Jason Chagnon
Co-Founder & CEO

Will Intake Become Your Biggest Growth Lever in 2026?

Reading time - 7 minutes

The Caregiver I Grew Up With

My mother would never describe herself as doing anything extraordinary. When I was eight years old, she was in college and working as a caregiver. At least, that is what I understand now. Back then I did not think of it as a job. I thought we were visiting a family friend.

I would go with her. I would sit in a living room that felt quieter than most. My mother listened more than she spoke. She noticed small things. She helped in ways that did not call attention to themselves. There was no sense of urgency, no sense of transaction. It felt natural, personal, almost invisible in how ordinary it seemed.

To me, this was just my mom being who she was. Years later, I finally understood what I could not see then. This was professional home care. She worked for an agency. She had responsibilities, training, and accountability. What felt informal was intentional. What felt personal was professional. The calm I remember was not accidental. It was care delivered with presence and respect.

Why the First Call Matters in the Home Care Intake Process

That realization shaped how I see this industry. Home care does not enter people’s lives at convenient moments. Families reach out when they are tired, worried, and unsure what to do next. They are not shopping. They are searching for reassurance. They are hoping someone will make sense of a situation that suddenly feels heavy.

That is what makes home care different. It is deeply personal, even when it’s structured. The work happens inside people’s routines and private moments. Trust is not a feature. It is the foundation. And that is why the very first conversation matters so much.

When families call an agency, they are not simply asking for information. They are asking a quieter question. “Can you help me decide what to do next?” When intake is handled well, families feel supported. When it is handled poorly, something quieter and sadder happens.

• _WORK INSTRUCTIONS_
Quote the passage of the home care intake article between "I would go with" and "presence and respect.", inclusive. The records that follow were drawn from a separate source.

• _DATA LINES_
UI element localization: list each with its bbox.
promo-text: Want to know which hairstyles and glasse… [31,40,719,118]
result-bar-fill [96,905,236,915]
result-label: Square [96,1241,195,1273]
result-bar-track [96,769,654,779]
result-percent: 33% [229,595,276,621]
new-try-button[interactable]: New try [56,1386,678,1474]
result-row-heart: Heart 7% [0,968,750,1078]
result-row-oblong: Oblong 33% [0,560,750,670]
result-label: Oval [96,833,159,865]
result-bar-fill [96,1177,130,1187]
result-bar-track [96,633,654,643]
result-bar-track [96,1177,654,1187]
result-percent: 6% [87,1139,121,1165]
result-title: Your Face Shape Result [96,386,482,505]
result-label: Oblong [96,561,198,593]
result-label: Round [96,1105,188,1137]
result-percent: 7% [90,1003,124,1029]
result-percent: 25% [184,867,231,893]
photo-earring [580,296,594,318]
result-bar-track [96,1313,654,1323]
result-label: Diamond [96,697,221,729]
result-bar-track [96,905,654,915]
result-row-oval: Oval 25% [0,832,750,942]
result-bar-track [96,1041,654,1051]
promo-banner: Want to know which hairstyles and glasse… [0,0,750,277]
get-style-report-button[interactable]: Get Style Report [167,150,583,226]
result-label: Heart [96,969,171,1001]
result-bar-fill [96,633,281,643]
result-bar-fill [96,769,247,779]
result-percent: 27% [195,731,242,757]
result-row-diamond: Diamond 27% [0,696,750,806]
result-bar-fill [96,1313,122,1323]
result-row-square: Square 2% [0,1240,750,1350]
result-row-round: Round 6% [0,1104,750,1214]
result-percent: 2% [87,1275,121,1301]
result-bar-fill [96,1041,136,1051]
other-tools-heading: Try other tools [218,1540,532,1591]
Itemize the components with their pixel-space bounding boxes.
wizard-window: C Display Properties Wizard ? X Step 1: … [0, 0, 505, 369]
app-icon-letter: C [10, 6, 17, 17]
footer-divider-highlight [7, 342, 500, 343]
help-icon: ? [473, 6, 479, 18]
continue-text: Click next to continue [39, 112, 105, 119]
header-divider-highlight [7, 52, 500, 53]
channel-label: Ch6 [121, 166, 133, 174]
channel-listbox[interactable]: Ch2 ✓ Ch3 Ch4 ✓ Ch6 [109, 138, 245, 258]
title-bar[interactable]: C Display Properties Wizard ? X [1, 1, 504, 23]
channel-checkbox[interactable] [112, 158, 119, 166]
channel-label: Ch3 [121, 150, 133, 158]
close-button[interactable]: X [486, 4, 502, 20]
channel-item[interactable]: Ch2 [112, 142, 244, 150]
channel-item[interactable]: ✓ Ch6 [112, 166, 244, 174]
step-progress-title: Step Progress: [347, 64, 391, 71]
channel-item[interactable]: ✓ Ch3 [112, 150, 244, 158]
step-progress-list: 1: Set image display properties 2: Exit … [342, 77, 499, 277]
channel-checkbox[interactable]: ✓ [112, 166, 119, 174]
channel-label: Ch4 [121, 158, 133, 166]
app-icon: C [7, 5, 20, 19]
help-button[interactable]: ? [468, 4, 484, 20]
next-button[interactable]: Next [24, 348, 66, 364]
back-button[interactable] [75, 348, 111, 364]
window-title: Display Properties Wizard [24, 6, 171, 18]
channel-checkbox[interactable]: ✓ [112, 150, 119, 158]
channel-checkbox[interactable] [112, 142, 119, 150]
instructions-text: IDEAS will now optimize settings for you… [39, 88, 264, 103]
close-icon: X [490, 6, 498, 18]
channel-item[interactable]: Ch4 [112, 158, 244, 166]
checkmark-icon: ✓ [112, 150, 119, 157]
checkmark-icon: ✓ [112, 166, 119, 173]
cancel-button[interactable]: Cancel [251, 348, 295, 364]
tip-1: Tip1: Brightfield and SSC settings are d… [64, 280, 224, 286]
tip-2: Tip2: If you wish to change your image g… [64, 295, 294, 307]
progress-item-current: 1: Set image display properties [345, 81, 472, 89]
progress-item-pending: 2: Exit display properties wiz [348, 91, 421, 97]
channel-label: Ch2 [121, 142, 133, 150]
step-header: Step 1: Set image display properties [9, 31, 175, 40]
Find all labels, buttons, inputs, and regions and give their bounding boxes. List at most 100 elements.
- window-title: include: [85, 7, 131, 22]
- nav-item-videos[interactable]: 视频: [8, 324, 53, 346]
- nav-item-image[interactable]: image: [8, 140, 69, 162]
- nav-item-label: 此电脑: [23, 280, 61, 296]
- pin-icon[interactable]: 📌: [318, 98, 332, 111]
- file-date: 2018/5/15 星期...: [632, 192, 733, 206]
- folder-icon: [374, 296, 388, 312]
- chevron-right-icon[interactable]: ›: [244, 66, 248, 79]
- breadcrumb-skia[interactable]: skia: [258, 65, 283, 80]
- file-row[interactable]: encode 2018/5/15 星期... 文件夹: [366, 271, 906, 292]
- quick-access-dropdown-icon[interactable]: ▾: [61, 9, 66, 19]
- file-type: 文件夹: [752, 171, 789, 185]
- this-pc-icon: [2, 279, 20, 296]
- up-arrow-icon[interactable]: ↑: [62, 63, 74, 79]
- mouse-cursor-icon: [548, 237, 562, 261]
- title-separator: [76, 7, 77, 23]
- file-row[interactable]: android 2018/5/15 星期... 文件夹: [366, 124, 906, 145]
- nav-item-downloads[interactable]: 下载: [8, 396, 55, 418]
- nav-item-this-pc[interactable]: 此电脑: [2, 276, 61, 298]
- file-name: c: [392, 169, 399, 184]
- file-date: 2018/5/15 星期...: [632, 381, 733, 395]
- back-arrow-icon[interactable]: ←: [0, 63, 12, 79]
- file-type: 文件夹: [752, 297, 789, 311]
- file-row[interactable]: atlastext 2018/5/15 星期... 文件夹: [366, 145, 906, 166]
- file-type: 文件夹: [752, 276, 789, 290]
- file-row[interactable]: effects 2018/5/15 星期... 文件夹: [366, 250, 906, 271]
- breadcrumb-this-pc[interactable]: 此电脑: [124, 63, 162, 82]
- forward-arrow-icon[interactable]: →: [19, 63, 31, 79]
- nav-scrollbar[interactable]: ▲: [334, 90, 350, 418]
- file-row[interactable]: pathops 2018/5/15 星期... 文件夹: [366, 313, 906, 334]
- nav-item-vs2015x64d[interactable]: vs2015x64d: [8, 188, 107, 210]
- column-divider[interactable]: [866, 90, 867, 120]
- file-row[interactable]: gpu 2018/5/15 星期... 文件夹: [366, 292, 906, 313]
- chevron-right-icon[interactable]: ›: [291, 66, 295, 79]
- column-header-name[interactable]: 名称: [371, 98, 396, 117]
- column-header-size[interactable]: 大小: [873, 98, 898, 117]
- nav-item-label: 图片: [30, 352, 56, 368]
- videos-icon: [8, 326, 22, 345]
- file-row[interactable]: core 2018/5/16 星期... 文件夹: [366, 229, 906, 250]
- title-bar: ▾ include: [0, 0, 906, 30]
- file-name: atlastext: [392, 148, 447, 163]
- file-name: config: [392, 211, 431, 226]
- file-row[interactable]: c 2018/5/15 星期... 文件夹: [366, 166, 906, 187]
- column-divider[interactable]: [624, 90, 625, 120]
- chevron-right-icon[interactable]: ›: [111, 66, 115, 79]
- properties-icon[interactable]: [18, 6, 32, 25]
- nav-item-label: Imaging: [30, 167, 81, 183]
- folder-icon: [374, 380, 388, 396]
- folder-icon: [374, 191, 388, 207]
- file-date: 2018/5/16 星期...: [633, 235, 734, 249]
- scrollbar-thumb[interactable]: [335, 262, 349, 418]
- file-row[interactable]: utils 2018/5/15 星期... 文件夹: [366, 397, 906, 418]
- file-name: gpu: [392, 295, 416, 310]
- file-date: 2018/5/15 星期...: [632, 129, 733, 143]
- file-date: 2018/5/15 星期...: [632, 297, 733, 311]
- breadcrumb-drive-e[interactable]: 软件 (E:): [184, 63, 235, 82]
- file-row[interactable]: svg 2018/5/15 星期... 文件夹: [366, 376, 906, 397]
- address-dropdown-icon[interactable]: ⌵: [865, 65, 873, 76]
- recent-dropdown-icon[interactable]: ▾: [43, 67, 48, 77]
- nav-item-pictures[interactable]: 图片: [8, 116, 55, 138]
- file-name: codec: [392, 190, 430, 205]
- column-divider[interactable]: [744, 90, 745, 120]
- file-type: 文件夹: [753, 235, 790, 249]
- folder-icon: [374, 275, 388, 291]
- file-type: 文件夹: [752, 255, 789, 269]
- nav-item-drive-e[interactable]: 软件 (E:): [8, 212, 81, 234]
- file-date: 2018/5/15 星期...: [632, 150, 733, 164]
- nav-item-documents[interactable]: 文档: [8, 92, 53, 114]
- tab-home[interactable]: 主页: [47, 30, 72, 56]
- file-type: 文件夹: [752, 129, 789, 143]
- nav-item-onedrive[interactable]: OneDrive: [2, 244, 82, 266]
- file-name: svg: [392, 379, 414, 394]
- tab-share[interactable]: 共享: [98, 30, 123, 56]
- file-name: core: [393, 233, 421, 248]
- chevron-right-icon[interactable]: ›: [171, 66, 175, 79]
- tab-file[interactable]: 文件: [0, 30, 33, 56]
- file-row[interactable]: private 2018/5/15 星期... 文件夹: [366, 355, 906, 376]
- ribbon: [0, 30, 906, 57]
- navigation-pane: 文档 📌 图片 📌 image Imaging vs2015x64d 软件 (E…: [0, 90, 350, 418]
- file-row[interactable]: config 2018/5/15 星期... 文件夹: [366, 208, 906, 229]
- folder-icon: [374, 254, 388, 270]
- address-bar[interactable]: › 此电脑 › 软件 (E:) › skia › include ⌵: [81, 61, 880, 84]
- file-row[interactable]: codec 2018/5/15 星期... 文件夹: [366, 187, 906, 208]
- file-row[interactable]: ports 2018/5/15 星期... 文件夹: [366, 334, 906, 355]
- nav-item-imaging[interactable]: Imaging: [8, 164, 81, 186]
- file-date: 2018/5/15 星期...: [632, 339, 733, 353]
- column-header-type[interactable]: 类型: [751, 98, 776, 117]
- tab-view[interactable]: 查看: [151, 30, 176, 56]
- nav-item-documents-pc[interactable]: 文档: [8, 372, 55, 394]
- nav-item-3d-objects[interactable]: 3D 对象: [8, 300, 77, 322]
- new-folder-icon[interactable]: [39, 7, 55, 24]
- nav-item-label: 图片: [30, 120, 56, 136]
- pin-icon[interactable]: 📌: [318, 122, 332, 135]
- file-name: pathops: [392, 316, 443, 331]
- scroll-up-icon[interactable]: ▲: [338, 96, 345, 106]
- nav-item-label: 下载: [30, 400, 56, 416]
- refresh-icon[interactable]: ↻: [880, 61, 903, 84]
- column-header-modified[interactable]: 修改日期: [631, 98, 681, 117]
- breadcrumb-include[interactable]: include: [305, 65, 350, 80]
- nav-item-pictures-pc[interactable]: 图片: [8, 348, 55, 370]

• _RESPONSE TO THIS EXERCISE_
I would go with her. I would sit in a living room that felt quieter than most. My mother listened more than she spoke. She noticed small things. She helped in ways that did not call attention to themselves. There was no sense of urgency, no sense of transaction. It felt natural, personal, almost invisible in how ordinary it seemed.

To me, this was just my mom being who she was. Years later, I finally understood what I could not see then. This was professional home care. She worked for an agency. She had responsibilities, training, and accountability. What felt informal was intentional. What felt personal was professional. The calm I remember was not accidental. It was care delivered with presence and respect.